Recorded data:

■ ■ ■ ■ ■ ■ ■

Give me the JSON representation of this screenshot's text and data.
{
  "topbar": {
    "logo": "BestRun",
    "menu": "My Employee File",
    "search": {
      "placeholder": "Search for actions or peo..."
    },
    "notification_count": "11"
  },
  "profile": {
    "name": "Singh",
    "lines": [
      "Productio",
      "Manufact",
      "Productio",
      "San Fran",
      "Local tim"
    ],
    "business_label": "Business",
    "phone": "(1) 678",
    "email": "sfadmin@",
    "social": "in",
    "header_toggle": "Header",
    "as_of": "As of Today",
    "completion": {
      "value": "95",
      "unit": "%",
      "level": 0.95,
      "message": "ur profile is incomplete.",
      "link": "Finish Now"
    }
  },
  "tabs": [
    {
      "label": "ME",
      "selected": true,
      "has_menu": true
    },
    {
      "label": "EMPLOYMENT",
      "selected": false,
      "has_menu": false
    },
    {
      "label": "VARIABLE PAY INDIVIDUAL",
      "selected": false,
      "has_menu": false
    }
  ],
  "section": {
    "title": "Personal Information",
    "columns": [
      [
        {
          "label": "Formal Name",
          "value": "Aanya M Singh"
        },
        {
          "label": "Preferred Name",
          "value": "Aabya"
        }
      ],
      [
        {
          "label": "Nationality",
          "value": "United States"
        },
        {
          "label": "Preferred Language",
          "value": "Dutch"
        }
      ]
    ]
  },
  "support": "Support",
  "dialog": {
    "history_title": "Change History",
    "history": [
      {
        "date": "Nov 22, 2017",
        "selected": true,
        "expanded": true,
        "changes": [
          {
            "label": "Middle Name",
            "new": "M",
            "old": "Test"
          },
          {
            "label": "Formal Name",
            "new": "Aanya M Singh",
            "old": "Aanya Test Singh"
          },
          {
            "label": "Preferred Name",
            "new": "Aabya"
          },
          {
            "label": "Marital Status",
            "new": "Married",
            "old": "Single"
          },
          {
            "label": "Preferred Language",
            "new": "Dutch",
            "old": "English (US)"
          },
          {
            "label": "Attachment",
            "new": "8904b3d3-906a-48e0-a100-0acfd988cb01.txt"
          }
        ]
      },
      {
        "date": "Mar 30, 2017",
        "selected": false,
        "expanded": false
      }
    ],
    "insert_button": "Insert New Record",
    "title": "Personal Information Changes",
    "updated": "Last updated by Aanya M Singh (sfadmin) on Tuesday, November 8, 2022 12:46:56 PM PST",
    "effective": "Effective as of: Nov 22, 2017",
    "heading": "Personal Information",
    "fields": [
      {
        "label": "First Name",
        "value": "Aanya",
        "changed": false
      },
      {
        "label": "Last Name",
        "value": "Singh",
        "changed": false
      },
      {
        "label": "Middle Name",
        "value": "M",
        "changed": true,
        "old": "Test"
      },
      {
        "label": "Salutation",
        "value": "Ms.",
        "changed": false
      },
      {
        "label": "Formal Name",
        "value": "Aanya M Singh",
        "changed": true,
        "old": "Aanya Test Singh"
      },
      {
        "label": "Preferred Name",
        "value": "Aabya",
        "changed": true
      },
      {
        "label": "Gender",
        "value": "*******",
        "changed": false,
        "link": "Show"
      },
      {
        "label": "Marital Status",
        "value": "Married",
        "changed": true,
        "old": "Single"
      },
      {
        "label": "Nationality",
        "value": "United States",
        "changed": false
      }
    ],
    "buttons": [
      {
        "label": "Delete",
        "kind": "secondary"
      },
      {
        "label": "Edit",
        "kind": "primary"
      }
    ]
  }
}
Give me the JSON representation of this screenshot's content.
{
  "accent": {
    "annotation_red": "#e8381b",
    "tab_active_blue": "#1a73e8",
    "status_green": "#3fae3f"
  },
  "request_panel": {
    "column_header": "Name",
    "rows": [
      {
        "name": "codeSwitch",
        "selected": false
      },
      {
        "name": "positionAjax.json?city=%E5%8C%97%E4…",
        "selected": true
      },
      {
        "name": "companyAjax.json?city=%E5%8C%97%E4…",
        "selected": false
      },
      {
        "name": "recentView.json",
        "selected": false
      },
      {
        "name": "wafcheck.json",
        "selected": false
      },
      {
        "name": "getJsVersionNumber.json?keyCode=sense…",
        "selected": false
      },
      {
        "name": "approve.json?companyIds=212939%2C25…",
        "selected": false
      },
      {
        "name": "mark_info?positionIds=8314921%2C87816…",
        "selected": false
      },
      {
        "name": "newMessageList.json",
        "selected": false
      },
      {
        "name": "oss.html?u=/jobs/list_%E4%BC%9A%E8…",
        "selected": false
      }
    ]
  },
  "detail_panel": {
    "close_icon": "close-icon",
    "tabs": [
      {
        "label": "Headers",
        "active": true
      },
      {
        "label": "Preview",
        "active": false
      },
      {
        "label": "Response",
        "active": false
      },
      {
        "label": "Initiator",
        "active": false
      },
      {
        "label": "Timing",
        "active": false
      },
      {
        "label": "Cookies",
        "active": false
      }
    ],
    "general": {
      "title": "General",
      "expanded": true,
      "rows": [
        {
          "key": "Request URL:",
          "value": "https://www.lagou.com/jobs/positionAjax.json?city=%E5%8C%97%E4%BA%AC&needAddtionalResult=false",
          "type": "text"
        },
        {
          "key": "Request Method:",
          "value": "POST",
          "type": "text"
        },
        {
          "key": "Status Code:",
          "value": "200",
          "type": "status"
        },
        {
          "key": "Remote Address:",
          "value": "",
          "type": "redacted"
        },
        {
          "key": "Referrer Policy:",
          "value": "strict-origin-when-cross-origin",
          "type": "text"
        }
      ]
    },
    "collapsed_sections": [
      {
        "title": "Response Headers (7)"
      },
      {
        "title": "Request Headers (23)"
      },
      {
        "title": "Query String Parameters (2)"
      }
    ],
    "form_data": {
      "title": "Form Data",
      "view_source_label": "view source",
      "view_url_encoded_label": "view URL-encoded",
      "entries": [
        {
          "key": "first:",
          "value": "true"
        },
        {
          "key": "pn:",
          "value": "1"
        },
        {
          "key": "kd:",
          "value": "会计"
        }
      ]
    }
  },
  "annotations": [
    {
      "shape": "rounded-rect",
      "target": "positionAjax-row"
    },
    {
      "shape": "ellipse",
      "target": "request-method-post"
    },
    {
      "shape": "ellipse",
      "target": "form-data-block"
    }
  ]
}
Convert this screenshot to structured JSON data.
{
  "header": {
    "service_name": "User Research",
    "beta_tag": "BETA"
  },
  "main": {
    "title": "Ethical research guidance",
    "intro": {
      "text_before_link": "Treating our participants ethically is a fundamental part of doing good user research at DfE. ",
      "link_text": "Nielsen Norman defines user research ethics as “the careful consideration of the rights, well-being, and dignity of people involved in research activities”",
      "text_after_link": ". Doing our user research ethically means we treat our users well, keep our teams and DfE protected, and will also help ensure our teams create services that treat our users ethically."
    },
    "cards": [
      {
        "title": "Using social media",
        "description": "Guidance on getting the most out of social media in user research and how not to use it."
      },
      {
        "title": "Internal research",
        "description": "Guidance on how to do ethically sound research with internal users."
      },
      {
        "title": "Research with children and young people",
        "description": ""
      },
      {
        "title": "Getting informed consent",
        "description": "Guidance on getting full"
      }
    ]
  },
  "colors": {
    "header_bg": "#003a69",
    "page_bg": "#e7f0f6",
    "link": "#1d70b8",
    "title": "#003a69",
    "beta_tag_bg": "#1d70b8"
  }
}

■ ■ ■ ■ ■ ■ ■

- [Given instruction] Gather all lines with the string "Personal" from the data.

- [Written answer]
    "title": "Personal Information",
    "title": "Personal Information Changes",
    "heading": "Personal Information",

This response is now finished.